Stored data:
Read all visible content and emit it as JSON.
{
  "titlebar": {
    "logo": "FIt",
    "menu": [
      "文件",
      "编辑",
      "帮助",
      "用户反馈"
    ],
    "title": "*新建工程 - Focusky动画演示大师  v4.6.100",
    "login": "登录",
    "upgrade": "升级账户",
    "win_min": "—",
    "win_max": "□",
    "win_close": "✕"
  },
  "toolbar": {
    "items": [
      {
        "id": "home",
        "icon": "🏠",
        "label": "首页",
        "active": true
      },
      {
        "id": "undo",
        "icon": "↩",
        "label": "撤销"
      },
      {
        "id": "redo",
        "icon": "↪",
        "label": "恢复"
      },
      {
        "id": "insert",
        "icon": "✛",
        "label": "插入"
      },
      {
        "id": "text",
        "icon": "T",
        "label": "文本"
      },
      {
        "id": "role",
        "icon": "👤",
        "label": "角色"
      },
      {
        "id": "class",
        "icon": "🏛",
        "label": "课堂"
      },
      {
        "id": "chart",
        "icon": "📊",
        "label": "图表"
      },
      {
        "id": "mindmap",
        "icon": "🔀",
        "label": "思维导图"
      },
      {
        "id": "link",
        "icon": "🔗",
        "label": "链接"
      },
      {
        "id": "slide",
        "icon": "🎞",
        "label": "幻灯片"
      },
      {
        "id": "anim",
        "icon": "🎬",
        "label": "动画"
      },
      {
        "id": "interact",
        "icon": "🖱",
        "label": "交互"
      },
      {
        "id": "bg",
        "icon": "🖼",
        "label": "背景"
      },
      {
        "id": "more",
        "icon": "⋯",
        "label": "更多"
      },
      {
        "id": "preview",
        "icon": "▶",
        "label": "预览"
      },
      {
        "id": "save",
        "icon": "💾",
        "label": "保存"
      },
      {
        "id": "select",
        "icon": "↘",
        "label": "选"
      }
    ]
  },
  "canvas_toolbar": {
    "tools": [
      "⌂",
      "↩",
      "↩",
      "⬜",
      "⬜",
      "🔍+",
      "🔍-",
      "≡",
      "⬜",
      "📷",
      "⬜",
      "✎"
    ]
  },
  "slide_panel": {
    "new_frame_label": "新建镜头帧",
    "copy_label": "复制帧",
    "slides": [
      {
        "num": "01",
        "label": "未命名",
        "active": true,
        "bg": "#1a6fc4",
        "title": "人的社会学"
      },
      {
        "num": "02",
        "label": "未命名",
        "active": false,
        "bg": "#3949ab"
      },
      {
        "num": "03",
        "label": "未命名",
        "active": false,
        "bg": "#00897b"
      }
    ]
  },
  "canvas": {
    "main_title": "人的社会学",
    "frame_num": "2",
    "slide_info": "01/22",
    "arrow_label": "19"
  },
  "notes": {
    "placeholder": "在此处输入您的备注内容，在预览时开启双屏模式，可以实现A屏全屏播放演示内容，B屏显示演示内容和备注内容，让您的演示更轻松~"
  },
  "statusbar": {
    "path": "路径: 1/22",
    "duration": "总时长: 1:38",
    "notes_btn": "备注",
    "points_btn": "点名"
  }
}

WHAT YOU NEED TO DO: Copy the material above verbatim.

SOLUTION FOR THIS EXERCISE:
Read all visible content and emit it as JSON.
{
  "titlebar": {
    "logo": "FIt",
    "menu": [
      "文件",
      "编辑",
      "帮助",
      "用户反馈"
    ],
    "title": "*新建工程 - Focusky动画演示大师  v4.6.100",
    "login": "登录",
    "upgrade": "升级账户",
    "win_min": "—",
    "win_max": "□",
    "win_close": "✕"
  },
  "toolbar": {
    "items": [
      {
        "id": "home",
        "icon": "🏠",
        "label": "首页",
        "active": true
      },
      {
        "id": "undo",
        "icon": "↩",
        "label": "撤销"
      },
      {
        "id": "redo",
        "icon": "↪",
        "label": "恢复"
      },
      {
        "id": "insert",
        "icon": "✛",
        "label": "插入"
      },
      {
        "id": "text",
        "icon": "T",
        "label": "文本"
      },
      {
        "id": "role",
        "icon": "👤",
        "label": "角色"
      },
      {
        "id": "class",
        "icon": "🏛",
        "label": "课堂"
      },
      {
        "id": "chart",
        "icon": "📊",
        "label": "图表"
      },
      {
        "id": "mindmap",
        "icon": "🔀",
        "label": "思维导图"
      },
      {
        "id": "link",
        "icon": "🔗",
        "label": "链接"
      },
      {
        "id": "slide",
        "icon": "🎞",
        "label": "幻灯片"
      },
      {
        "id": "anim",
        "icon": "🎬",
        "label": "动画"
      },
      {
        "id": "interact",
        "icon": "🖱",
        "label": "交互"
      },
      {
        "id": "bg",
        "icon": "🖼",
        "label": "背景"
      },
      {
        "id": "more",
        "icon": "⋯",
        "label": "更多"
      },
      {
        "id": "preview",
        "icon": "▶",
        "label": "预览"
      },
      {
        "id": "save",
        "icon": "💾",
        "label": "保存"
      },
      {
        "id": "select",
        "icon": "↘",
        "label": "选"
      }
    ]
  },
  "canvas_toolbar": {
    "tools": [
      "⌂",
      "↩",
      "↩",
      "⬜",
      "⬜",
      "🔍+",
      "🔍-",
      "≡",
      "⬜",
      "📷",
      "⬜",
      "✎"
    ]
  },
  "slide_panel": {
    "new_frame_label": "新建镜头帧",
    "copy_label": "复制帧",
    "slides": [
      {
        "num": "01",
        "label": "未命名",
        "active": true,
        "bg": "#1a6fc4",
        "title": "人的社会学"
      },
      {
        "num": "02",
        "label": "未命名",
        "active": false,
        "bg": "#3949ab"
      },
      {
        "num": "03",
        "label": "未命名",
        "active": false,
        "bg": "#00897b"
      }
    ]
  },
  "canvas": {
    "main_title": "人的社会学",
    "frame_num": "2",
    "slide_info": "01/22",
    "arrow_label": "19"
  },
  "notes": {
    "placeholder": "在此处输入您的备注内容，在预览时开启双屏模式，可以实现A屏全屏播放演示内容，B屏显示演示内容和备注内容，让您的演示更轻松~"
  },
  "statusbar": {
    "path": "路径: 1/22",
    "duration": "总时长: 1:38",
    "notes_btn": "备注",
    "points_btn": "点名"
  }
}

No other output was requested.